(Data to process)
■ ■ ■ ■

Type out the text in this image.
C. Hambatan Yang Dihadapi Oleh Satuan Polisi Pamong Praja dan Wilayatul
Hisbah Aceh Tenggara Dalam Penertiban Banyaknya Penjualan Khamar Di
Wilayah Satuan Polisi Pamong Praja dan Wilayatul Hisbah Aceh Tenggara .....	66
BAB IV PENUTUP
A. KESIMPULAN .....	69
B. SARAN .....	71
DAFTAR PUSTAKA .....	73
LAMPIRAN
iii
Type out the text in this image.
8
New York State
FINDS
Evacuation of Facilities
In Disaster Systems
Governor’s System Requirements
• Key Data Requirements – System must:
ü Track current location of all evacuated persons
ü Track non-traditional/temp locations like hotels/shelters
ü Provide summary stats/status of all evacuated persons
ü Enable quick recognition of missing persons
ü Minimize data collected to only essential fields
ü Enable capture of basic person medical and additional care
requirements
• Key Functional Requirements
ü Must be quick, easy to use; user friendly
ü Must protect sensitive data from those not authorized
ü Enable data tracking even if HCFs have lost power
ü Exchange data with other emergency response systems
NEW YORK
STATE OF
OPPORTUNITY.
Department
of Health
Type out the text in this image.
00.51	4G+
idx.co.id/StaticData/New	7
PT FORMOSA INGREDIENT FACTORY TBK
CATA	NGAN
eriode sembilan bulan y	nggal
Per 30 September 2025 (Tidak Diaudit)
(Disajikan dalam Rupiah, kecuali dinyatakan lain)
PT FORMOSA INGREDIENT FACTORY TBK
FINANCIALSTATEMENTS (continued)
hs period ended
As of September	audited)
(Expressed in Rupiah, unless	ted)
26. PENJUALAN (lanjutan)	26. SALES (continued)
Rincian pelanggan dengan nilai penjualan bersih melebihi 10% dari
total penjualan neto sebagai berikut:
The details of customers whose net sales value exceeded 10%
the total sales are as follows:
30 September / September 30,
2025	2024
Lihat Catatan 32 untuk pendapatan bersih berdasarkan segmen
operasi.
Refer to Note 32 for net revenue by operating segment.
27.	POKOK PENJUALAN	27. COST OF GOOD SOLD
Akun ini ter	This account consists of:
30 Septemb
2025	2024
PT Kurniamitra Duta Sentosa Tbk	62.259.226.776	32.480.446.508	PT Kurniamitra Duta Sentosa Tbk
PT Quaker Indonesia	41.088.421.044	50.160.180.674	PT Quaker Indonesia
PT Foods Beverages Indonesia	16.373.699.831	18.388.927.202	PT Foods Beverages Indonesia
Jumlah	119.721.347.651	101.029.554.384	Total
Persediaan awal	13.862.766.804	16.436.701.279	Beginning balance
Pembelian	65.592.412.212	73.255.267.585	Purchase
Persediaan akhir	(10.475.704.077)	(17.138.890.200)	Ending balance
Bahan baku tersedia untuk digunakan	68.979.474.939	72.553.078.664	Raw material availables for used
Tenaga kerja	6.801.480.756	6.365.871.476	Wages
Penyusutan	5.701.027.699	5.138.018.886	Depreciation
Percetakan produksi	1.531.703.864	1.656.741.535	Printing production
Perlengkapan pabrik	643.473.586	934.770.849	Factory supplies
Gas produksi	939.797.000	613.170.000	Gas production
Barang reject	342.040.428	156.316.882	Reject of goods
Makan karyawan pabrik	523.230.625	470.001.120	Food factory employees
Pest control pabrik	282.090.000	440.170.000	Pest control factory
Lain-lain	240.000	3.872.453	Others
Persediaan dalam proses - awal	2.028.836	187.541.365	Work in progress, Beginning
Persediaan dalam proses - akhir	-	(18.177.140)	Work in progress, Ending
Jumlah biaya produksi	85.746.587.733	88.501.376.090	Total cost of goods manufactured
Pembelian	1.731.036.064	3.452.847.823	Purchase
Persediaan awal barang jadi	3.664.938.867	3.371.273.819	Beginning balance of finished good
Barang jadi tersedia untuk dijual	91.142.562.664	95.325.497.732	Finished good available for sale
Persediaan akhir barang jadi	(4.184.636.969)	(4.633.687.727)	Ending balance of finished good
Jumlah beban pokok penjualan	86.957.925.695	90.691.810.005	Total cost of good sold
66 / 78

■ ■ ■ ■

(Exercise task) Quote the data above in full, changing nothing.

(The result)
Type out the text in this image.
C. Hambatan Yang Dihadapi Oleh Satuan Polisi Pamong Praja dan Wilayatul
Hisbah Aceh Tenggara Dalam Penertiban Banyaknya Penjualan Khamar Di
Wilayah Satuan Polisi Pamong Praja dan Wilayatul Hisbah Aceh Tenggara .....	66
BAB IV PENUTUP
A. KESIMPULAN .....	69
B. SARAN .....	71
DAFTAR PUSTAKA .....	73
LAMPIRAN
iii
Type out the text in this image.
8
New York State
FINDS
Evacuation of Facilities
In Disaster Systems
Governor’s System Requirements
• Key Data Requirements – System must:
ü Track current location of all evacuated persons
ü Track non-traditional/temp locations like hotels/shelters
ü Provide summary stats/status of all evacuated persons
ü Enable quick recognition of missing persons
ü Minimize data collected to only essential fields
ü Enable capture of basic person medical and additional care
requirements
• Key Functional Requirements
ü Must be quick, easy to use; user friendly
ü Must protect sensitive data from those not authorized
ü Enable data tracking even if HCFs have lost power
ü Exchange data with other emergency response systems
NEW YORK
STATE OF
OPPORTUNITY.
Department
of Health
Type out the text in this image.
00.51	4G+
idx.co.id/StaticData/New	7
PT FORMOSA INGREDIENT FACTORY TBK
CATA	NGAN
eriode sembilan bulan y	nggal
Per 30 September 2025 (Tidak Diaudit)
(Disajikan dalam Rupiah, kecuali dinyatakan lain)
PT FORMOSA INGREDIENT FACTORY TBK
FINANCIALSTATEMENTS (continued)
hs period ended
As of September	audited)
(Expressed in Rupiah, unless	ted)
26. PENJUALAN (lanjutan)	26. SALES (continued)
Rincian pelanggan dengan nilai penjualan bersih melebihi 10% dari
total penjualan neto sebagai berikut:
The details of customers whose net sales value exceeded 10%
the total sales are as follows:
30 September / September 30,
2025	2024
Lihat Catatan 32 untuk pendapatan bersih berdasarkan segmen
operasi.
Refer to Note 32 for net revenue by operating segment.
27.	POKOK PENJUALAN	27. COST OF GOOD SOLD
Akun ini ter	This account consists of:
30 Septemb
2025	2024
PT Kurniamitra Duta Sentosa Tbk	62.259.226.776	32.480.446.508	PT Kurniamitra Duta Sentosa Tbk
PT Quaker Indonesia	41.088.421.044	50.160.180.674	PT Quaker Indonesia
PT Foods Beverages Indonesia	16.373.699.831	18.388.927.202	PT Foods Beverages Indonesia
Jumlah	119.721.347.651	101.029.554.384	Total
Persediaan awal	13.862.766.804	16.436.701.279	Beginning balance
Pembelian	65.592.412.212	73.255.267.585	Purchase
Persediaan akhir	(10.475.704.077)	(17.138.890.200)	Ending balance
Bahan baku tersedia untuk digunakan	68.979.474.939	72.553.078.664	Raw material availables for used
Tenaga kerja	6.801.480.756	6.365.871.476	Wages
Penyusutan	5.701.027.699	5.138.018.886	Depreciation
Percetakan produksi	1.531.703.864	1.656.741.535	Printing production
Perlengkapan pabrik	643.473.586	934.770.849	Factory supplies
Gas produksi	939.797.000	613.170.000	Gas production
Barang reject	342.040.428	156.316.882	Reject of goods
Makan karyawan pabrik	523.230.625	470.001.120	Food factory employees
Pest control pabrik	282.090.000	440.170.000	Pest control factory
Lain-lain	240.000	3.872.453	Others
Persediaan dalam proses - awal	2.028.836	187.541.365	Work in progress, Beginning
Persediaan dalam proses - akhir	-	(18.177.140)	Work in progress, Ending
Jumlah biaya produksi	85.746.587.733	88.501.376.090	Total cost of goods manufactured
Pembelian	1.731.036.064	3.452.847.823	Purchase
Persediaan awal barang jadi	3.664.938.867	3.371.273.819	Beginning balance of finished good
Barang jadi tersedia untuk dijual	91.142.562.664	95.325.497.732	Finished good available for sale
Persediaan akhir barang jadi	(4.184.636.969)	(4.633.687.727)	Ending balance of finished good
Jumlah beban pokok penjualan	86.957.925.695	90.691.810.005	Total cost of good sold
66 / 78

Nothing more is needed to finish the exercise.